***** Entries *****

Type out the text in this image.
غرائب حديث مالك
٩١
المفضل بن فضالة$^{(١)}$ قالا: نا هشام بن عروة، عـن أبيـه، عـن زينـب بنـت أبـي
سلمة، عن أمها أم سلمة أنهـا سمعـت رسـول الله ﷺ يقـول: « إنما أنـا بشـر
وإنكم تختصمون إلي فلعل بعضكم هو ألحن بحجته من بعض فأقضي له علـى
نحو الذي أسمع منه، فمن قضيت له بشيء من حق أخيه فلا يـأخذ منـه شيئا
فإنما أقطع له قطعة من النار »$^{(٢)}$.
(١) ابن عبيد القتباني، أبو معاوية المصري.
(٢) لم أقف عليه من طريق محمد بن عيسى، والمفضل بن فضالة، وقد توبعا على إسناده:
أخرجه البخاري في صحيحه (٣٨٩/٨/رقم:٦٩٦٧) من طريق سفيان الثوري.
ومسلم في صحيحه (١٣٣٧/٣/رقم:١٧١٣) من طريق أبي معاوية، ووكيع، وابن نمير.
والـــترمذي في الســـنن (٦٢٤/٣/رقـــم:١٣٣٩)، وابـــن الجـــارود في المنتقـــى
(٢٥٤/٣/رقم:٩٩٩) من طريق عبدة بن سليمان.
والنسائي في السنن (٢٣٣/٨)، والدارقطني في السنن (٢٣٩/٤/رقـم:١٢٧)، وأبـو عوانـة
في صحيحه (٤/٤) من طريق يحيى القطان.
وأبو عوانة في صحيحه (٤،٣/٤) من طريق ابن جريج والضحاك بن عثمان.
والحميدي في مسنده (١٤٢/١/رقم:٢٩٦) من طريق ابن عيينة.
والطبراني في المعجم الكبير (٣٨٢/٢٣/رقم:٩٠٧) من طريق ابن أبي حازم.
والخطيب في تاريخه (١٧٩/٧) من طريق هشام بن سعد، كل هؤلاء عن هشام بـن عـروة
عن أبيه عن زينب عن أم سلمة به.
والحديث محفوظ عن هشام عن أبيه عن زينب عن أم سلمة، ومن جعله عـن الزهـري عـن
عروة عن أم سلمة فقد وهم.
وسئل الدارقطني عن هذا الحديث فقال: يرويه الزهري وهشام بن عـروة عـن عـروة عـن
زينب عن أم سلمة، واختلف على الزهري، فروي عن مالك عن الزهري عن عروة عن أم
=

*****

| Your objective |
Please set down the whole listing above without altering a single line.

| Finished exercise |
Type out the text in this image.
غرائب حديث مالك
٩١
المفضل بن فضالة$^{(١)}$ قالا: نا هشام بن عروة، عـن أبيـه، عـن زينـب بنـت أبـي
سلمة، عن أمها أم سلمة أنهـا سمعـت رسـول الله ﷺ يقـول: « إنما أنـا بشـر
وإنكم تختصمون إلي فلعل بعضكم هو ألحن بحجته من بعض فأقضي له علـى
نحو الذي أسمع منه، فمن قضيت له بشيء من حق أخيه فلا يـأخذ منـه شيئا
فإنما أقطع له قطعة من النار »$^{(٢)}$.
(١) ابن عبيد القتباني، أبو معاوية المصري.
(٢) لم أقف عليه من طريق محمد بن عيسى، والمفضل بن فضالة، وقد توبعا على إسناده:
أخرجه البخاري في صحيحه (٣٨٩/٨/رقم:٦٩٦٧) من طريق سفيان الثوري.
ومسلم في صحيحه (١٣٣٧/٣/رقم:١٧١٣) من طريق أبي معاوية، ووكيع، وابن نمير.
والـــترمذي في الســـنن (٦٢٤/٣/رقـــم:١٣٣٩)، وابـــن الجـــارود في المنتقـــى
(٢٥٤/٣/رقم:٩٩٩) من طريق عبدة بن سليمان.
والنسائي في السنن (٢٣٣/٨)، والدارقطني في السنن (٢٣٩/٤/رقـم:١٢٧)، وأبـو عوانـة
في صحيحه (٤/٤) من طريق يحيى القطان.
وأبو عوانة في صحيحه (٤،٣/٤) من طريق ابن جريج والضحاك بن عثمان.
والحميدي في مسنده (١٤٢/١/رقم:٢٩٦) من طريق ابن عيينة.
والطبراني في المعجم الكبير (٣٨٢/٢٣/رقم:٩٠٧) من طريق ابن أبي حازم.
والخطيب في تاريخه (١٧٩/٧) من طريق هشام بن سعد، كل هؤلاء عن هشام بـن عـروة
عن أبيه عن زينب عن أم سلمة به.
والحديث محفوظ عن هشام عن أبيه عن زينب عن أم سلمة، ومن جعله عـن الزهـري عـن
عروة عن أم سلمة فقد وهم.
وسئل الدارقطني عن هذا الحديث فقال: يرويه الزهري وهشام بن عـروة عـن عـروة عـن
زينب عن أم سلمة، واختلف على الزهري، فروي عن مالك عن الزهري عن عروة عن أم
=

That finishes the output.